Selected passage >>
────
Original install has direct burial 12 awg run to 3 1`20 volt flood lights.
Each light is about 20' apart for a total run around 100'. The lights
are mounted on bell boxes that someone cemented into the ground 
and all materials (boxes and lights) are rusted.
You can see the 12 awg come up out of the ground / no conduit and
into the attached garage it runs through the exterior siding and then
into a drywalled wall inside the garage , ultimately to a single pole
switch at the mud rm in the house...presumably over the garage ceiling.

One light does not work at all (the first one in the row of 3).

HO just wanted the light replaced or get working.

I told HO the original install was not done to both todays codes
or the year it was done , regardless of that year.

I suggested changing all (3) lights out to 12v landscape lights..
Install an exterior gfci where the switch leg enters the siding..
Mount an exterior rated 120v/12v timer/ transformer next to it..
Connect the load side 12 awg direct burial to the 12v taps on the
transformer...done..

Bid $730.00 labor , materials , transformer , fixture...

The HO never responded to bid.

If they don't want installs done right , then let them live with their
code violations ..I refuse to touch anything that isn't done right.

I've even added " all work completed per NEC code ..no exceptions"
on my ads and I still get the bozos calling.


----------



## MTW (Aug 28, 2013)

chicken steve said:


> An epiphany resonating across the pro forums 277
> 
> ~CS~


Wow, you're so insightful. I wish I had you ability to weave such eloquent tapestries of stupidity.


----------



## Helmut (May 7, 2014)

I'd tell them I would fix it for X amount, run to HD and buy a bunch of cheepy solar lights, cash the check and not answer the phone when their number came up.

But's that just me with rich cheap people.

I'd prob at least discoonect the wires from the breaker, too.


----------



## MTW (Aug 28, 2013)

So I did tell the boss that this is all bad and we need to at least repull everything and put in a ground wire and locate the buried boxes and put some flower pots around them. Apparently, all the landscaping is getting ripped out and redone at some point, and then this abomination will get demolished. In the meantime, it's going to stay working. For how long, I don't know, but I did my part.


----------



## Helmut (May 7, 2014)

If the PVC is only 3" deep, why not locate the run and cut out the J boxes completely leaving them buried. Splice the PVC, Pull new wires and be done?

How hard could that be?


----------



## HackWork (Oct 2, 2009)

What did BBQ say about this Peter?


----------



## MTW (Aug 28, 2013)
────
Entries >>
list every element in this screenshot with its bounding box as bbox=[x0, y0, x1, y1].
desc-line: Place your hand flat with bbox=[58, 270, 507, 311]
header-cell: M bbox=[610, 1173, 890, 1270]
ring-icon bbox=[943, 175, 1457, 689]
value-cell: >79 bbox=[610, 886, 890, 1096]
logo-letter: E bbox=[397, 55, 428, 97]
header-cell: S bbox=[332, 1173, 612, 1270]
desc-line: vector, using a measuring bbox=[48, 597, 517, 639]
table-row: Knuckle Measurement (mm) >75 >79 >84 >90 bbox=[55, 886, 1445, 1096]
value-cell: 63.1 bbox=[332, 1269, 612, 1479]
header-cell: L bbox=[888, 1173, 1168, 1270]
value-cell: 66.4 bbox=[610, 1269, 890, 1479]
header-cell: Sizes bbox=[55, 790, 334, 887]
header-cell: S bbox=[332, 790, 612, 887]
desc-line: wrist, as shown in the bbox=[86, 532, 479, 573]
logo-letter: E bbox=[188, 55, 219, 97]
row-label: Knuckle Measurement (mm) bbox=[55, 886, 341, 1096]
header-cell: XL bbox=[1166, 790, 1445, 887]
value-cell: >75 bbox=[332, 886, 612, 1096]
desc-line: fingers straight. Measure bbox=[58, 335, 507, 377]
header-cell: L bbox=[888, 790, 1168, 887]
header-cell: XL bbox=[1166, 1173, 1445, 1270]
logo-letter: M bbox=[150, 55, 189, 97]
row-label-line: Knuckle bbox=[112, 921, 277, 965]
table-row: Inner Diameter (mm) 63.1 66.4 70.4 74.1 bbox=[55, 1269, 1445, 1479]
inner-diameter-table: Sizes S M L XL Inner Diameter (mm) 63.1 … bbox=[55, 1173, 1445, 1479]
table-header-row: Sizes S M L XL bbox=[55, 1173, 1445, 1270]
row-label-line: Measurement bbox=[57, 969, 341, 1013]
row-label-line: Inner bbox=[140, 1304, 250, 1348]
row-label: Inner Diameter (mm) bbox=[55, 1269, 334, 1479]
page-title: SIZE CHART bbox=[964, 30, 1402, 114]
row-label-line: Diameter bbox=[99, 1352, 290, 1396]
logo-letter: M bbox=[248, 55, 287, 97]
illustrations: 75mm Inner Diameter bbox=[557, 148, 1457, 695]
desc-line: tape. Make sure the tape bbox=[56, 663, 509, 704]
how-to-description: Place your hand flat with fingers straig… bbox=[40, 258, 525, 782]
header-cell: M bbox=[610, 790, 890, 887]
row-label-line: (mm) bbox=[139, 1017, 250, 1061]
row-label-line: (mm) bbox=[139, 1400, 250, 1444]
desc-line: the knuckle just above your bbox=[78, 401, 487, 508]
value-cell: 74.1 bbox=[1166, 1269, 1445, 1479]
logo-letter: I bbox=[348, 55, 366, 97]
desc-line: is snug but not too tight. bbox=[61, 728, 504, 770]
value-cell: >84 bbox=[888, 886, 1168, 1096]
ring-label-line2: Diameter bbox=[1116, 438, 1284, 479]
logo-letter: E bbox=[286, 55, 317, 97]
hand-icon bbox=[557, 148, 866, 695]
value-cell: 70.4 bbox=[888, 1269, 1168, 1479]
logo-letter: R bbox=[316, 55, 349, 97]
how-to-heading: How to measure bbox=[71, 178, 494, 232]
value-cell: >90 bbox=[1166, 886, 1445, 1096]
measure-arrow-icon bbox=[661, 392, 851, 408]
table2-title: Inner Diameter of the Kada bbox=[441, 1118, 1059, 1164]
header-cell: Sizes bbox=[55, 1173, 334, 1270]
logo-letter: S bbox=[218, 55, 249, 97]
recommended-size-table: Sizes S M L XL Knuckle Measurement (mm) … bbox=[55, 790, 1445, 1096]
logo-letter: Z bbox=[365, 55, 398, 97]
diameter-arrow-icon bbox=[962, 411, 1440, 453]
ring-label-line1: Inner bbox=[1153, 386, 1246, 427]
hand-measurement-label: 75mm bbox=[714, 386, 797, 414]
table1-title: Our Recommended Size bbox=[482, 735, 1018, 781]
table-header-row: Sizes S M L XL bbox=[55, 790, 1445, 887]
────
Objectives >>
(a) From the forum thread on the buried flood light wiring, set down everything from "One light does" down to "enters the siding..".
(b) Carry on the forum thread about the buried flood light wiring, picking up after its final line.

Results for the exercise >>
(a)
One light does not work at all (the first one in the row of 3).

HO just wanted the light replaced or get working.

I told HO the original install was not done to both todays codes
or the year it was done , regardless of that year.

I suggested changing all (3) lights out to 12v landscape lights..
Install an exterior gfci where the switch leg enters the siding..

(b)
Helmut said:


> If the PVC is only 3" deep, why not locate the run and cut out the J boxes completely leaving them buried. Splice the PVC, Pull new wires and be done?
> 
> How hard could that be?


I suggested that we do exactly that, re-pull and get everything at least somewhat safe. That's when I was told it the landscaping and driveway were being reconfigured. Okey dokey.


----------



## MTW (Aug 28, 2013)

HackWork said:


> What did BBQ say about this Peter?


Don't know, don't care. :no:


----------



## HackWork (Oct 2, 2009)

Peter, is it not your own personal license on the line for doing non-code compliant work?


----------



## HackWork (Oct 2, 2009)

MTW said:


> Don't know, don't care. :no:


Oh stop. I know that you, Meadow, and BBQ are besties over at Holt's.


----------



## MTW (Aug 28, 2013)

HackWork said:


> Peter, is it not your own personal license on the line for doing non-code compliant work?


Probably.


----------



## MTW (Aug 28, 2013)

HackWork said:


> Oh stop. I know that you, Meadow, and BBQ are besties over at Holt's.


"Besties" :laughing::laughing::no:


----------



## HackWork (Oct 2, 2009)

MTW said:


> Probably.


Well then that is silly.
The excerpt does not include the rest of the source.